→ Required task
Restate all the material verbatim, except for the pictures.

[Extracted data entries]
═══

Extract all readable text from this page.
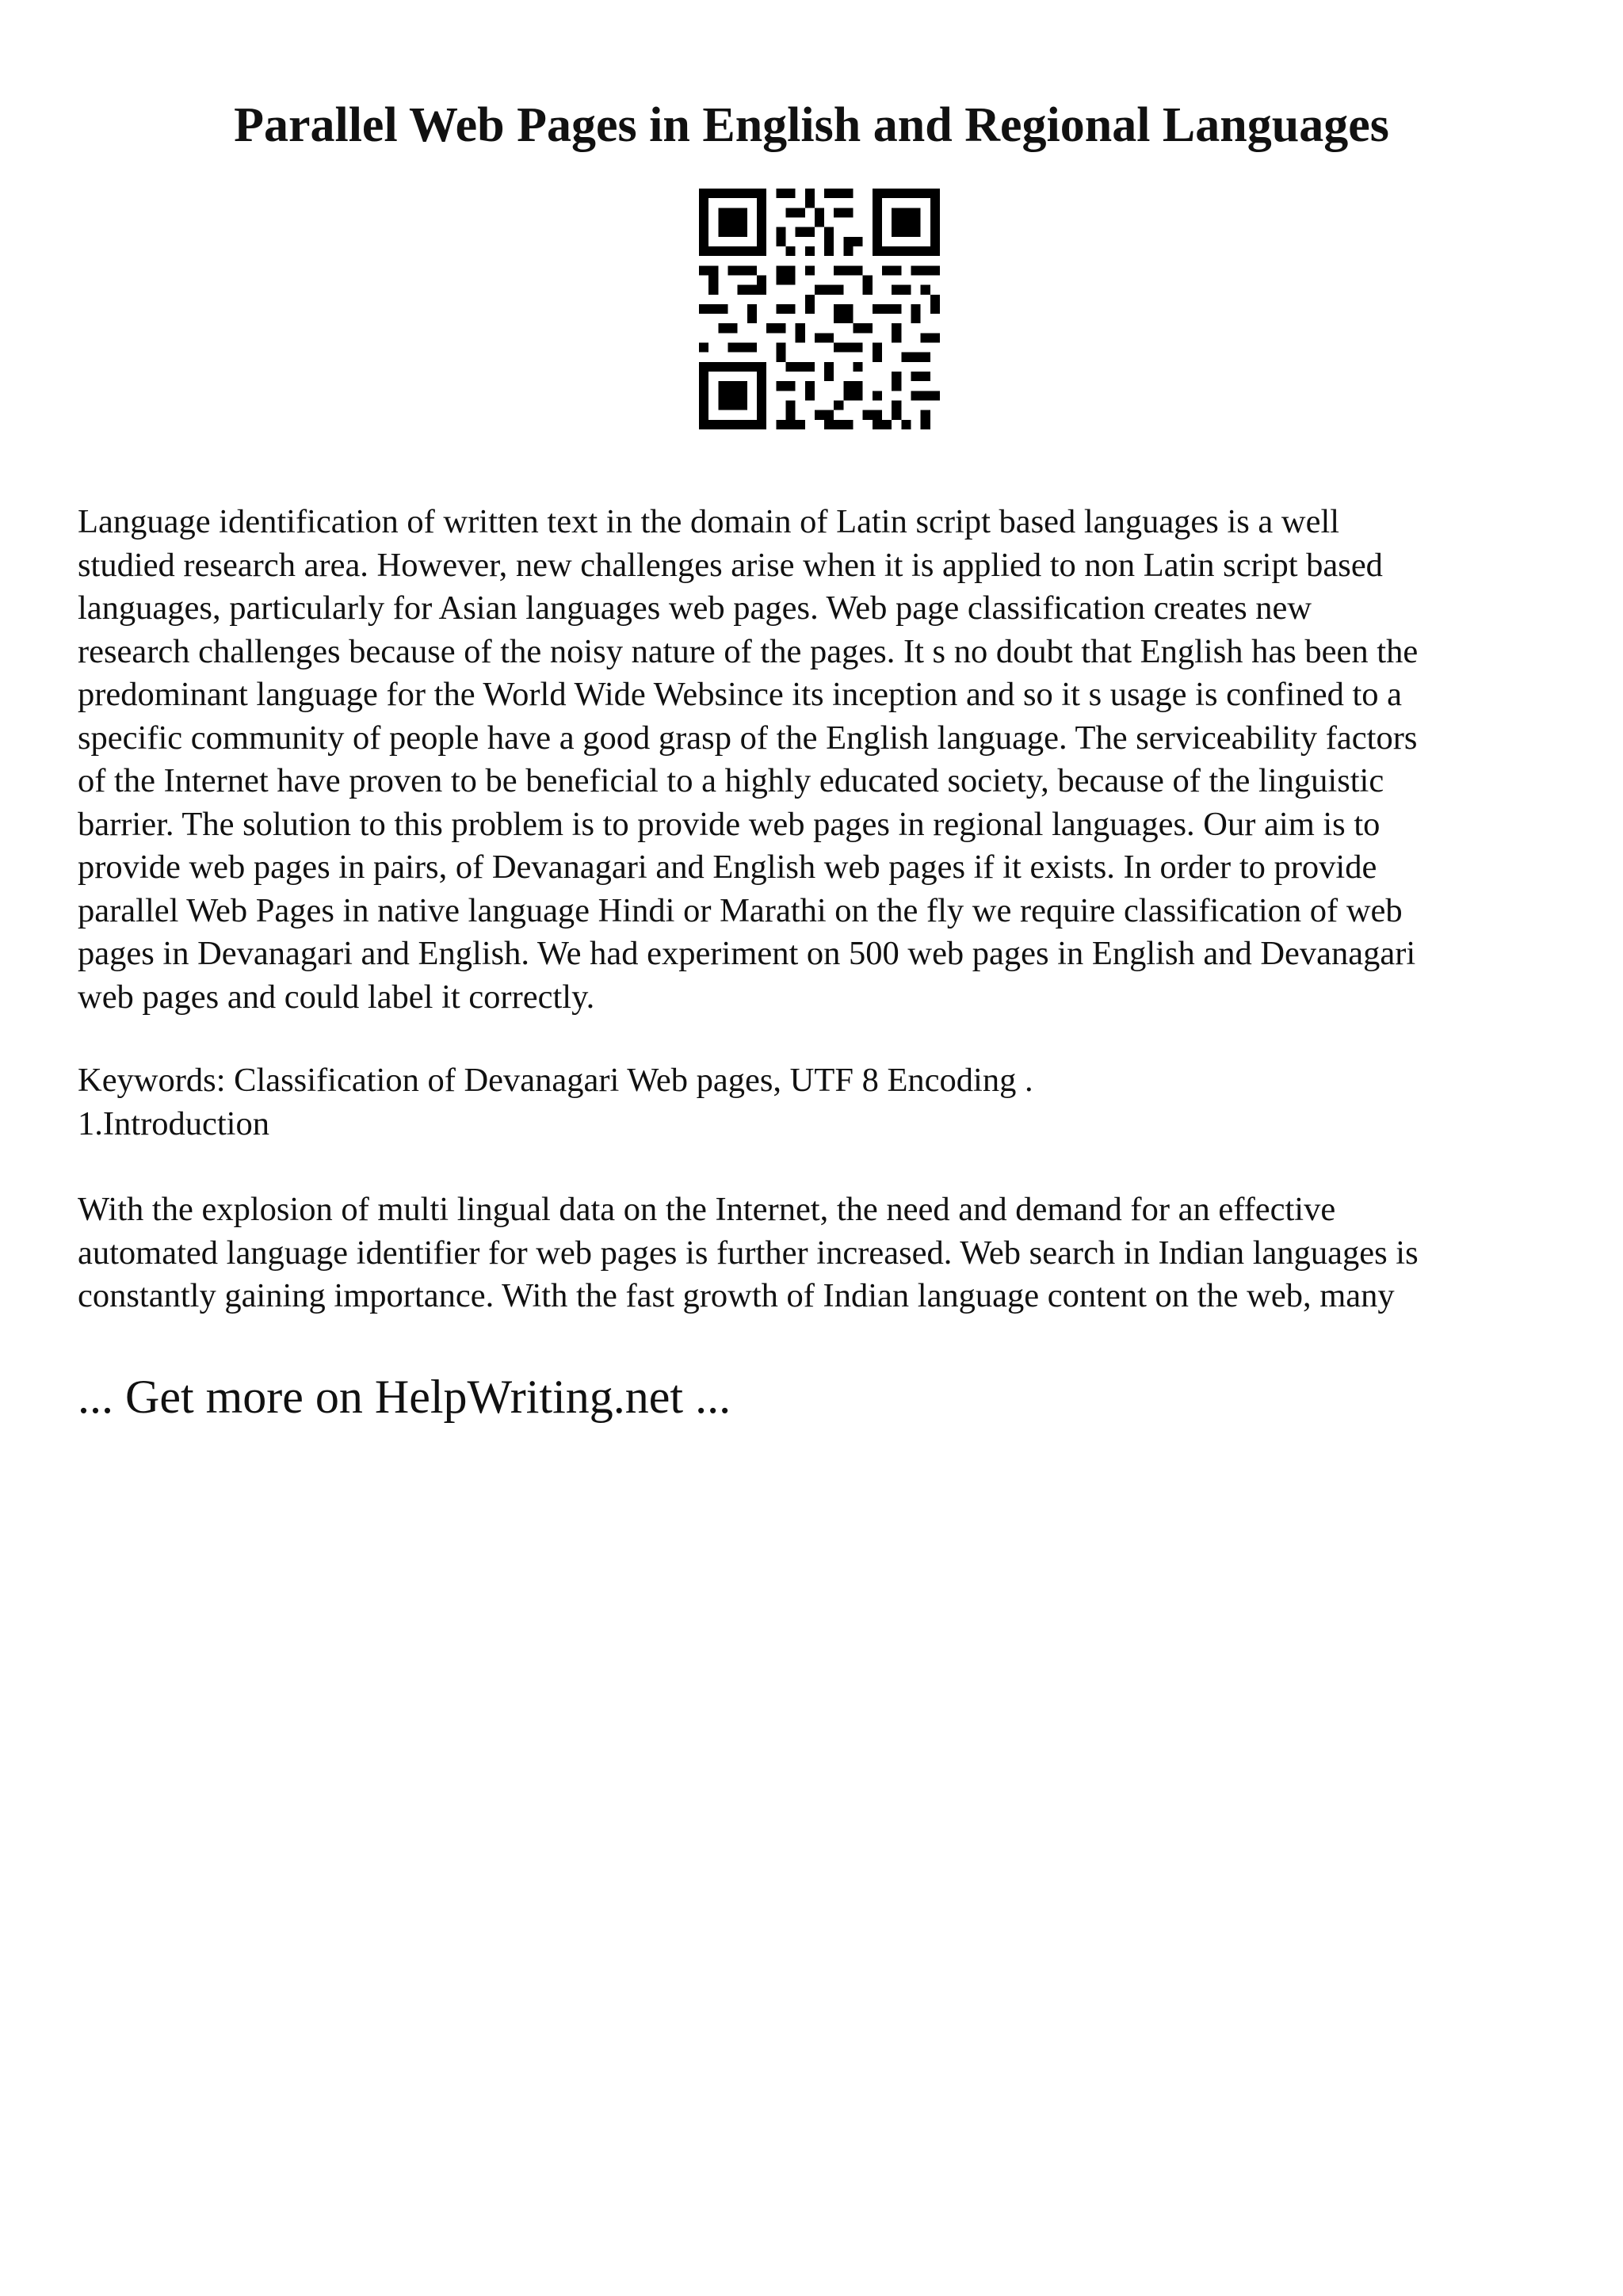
Parallel Web Pages in English and Regional Languages
Language identification of written text in the domain of Latin script based languages is a well
studied research area. However, new challenges arise when it is applied to non Latin script based
languages, particularly for Asian languages web pages. Web page classification creates new
research challenges because of the noisy nature of the pages. It s no doubt that English has been the
predominant language for the World Wide Websince its inception and so it s usage is confined to a
specific community of people have a good grasp of the English language. The serviceability factors
of the Internet have proven to be beneficial to a highly educated society, because of the linguistic
barrier. The solution to this problem is to provide web pages in regional languages. Our aim is to
provide web pages in pairs, of Devanagari and English web pages if it exists. In order to provide
parallel Web Pages in native language Hindi or Marathi on the fly we require classification of web
pages in Devanagari and English. We had experiment on 500 web pages in English and Devanagari
web pages and could label it correctly.
Keywords: Classification of Devanagari Web pages, UTF 8 Encoding .
1.Introduction
With the explosion of multi lingual data on the Internet, the need and demand for an effective
automated language identifier for web pages is further increased. Web search in Indian languages is
constantly gaining importance. With the fast growth of Indian language content on the web, many

... Get more on HelpWriting.net ...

═══

→ The result
Extract all readable text from this page.
Parallel Web Pages in English and Regional Languages
Language identification of written text in the domain of Latin script based languages is a well
studied research area. However, new challenges arise when it is applied to non Latin script based
languages, particularly for Asian languages web pages. Web page classification creates new
research challenges because of the noisy nature of the pages. It s no doubt that English has been the
predominant language for the World Wide Websince its inception and so it s usage is confined to a
specific community of people have a good grasp of the English language. The serviceability factors
of the Internet have proven to be beneficial to a highly educated society, because of the linguistic
barrier. The solution to this problem is to provide web pages in regional languages. Our aim is to
provide web pages in pairs, of Devanagari and English web pages if it exists. In order to provide
parallel Web Pages in native language Hindi or Marathi on the fly we require classification of web
pages in Devanagari and English. We had experiment on 500 web pages in English and Devanagari
web pages and could label it correctly.
Keywords: Classification of Devanagari Web pages, UTF 8 Encoding .
1.Introduction
With the explosion of multi lingual data on the Internet, the need and demand for an effective
automated language identifier for web pages is further increased. Web search in Indian languages is
constantly gaining importance. With the fast growth of Indian language content on the web, many

... Get more on HelpWriting.net ...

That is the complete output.